# Work to complete:
What number of lines in the material contain the word "size"? Give that number alone.

# Records shown:

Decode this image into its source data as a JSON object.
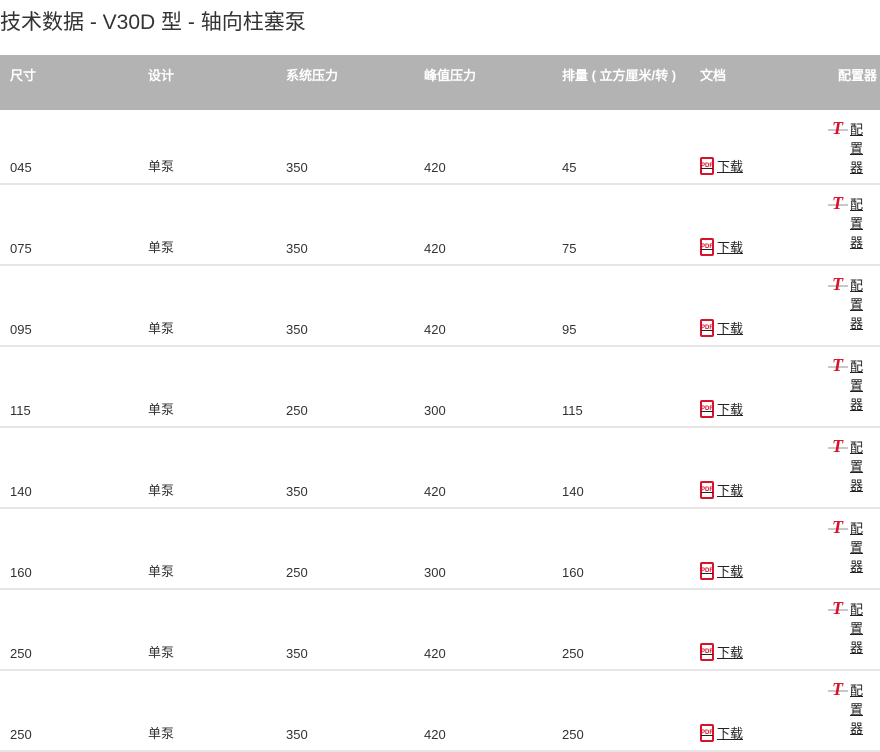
{
  "title": "技术数据 - V30D 型 - 轴向柱塞泵",
  "headers": [
    "尺寸",
    "设计",
    "系统压力",
    "峰值压力",
    "排量 ( 立方厘米/转 )",
    "文档",
    "配置器"
  ],
  "rows": [
    {
      "size": "045",
      "design": "单泵",
      "system": "350",
      "peak": "420",
      "disp": "45"
    },
    {
      "size": "075",
      "design": "单泵",
      "system": "350",
      "peak": "420",
      "disp": "75"
    },
    {
      "size": "095",
      "design": "单泵",
      "system": "350",
      "peak": "420",
      "disp": "95"
    },
    {
      "size": "115",
      "design": "单泵",
      "system": "250",
      "peak": "300",
      "disp": "115"
    },
    {
      "size": "140",
      "design": "单泵",
      "system": "350",
      "peak": "420",
      "disp": "140"
    },
    {
      "size": "160",
      "design": "单泵",
      "system": "250",
      "peak": "300",
      "disp": "160"
    },
    {
      "size": "250",
      "design": "单泵",
      "system": "350",
      "peak": "420",
      "disp": "250"
    },
    {
      "size": "250",
      "design": "单泵",
      "system": "350",
      "peak": "420",
      "disp": "250"
    }
  ],
  "download_label": "下载",
  "configurator_label": "配置器",
  "pdf_icon_text": "PDF",
  "accent": "#d9112b",
  "header_bg": "#b3b3b3"
}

# Response:
8